* Provided information:
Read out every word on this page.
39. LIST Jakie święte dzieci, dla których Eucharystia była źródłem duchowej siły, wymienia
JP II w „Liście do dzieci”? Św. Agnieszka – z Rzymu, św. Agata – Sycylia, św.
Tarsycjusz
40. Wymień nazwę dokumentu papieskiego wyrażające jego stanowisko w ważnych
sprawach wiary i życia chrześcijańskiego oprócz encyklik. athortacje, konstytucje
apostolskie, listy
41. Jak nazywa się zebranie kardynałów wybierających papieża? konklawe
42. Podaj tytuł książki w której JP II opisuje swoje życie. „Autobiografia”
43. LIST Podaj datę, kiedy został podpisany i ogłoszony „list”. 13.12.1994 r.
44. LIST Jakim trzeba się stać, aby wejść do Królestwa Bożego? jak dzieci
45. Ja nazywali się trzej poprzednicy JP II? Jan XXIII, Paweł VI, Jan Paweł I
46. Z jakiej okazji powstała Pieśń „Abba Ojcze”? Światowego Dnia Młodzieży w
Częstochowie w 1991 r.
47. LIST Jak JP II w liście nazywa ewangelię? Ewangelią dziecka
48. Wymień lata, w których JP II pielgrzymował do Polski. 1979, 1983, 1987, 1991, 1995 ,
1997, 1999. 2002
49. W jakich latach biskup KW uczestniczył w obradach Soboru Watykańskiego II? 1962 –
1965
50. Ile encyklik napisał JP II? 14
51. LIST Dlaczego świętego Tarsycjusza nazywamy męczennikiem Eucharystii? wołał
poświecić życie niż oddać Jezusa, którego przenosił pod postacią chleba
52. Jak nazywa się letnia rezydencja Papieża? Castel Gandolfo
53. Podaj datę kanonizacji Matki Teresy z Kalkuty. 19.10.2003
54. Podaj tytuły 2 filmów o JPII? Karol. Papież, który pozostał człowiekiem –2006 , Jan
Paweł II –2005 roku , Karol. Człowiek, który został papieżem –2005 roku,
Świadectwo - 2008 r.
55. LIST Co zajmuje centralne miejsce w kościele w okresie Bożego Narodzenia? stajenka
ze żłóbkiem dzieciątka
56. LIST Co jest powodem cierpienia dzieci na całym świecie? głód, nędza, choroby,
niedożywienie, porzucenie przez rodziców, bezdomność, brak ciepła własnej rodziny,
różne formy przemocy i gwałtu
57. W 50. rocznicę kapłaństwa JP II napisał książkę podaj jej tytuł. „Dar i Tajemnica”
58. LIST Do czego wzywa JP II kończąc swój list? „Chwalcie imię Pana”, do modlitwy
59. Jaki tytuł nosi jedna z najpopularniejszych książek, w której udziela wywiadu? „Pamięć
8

* Exercise task: Pull out each line holding the string "datę".

* Full output:
43. LIST Podaj datę, kiedy został podpisany i ogłoszony „list”. 13.12.1994 r.
53. Podaj datę kanonizacji Matki Teresy z Kalkuty. 19.10.2003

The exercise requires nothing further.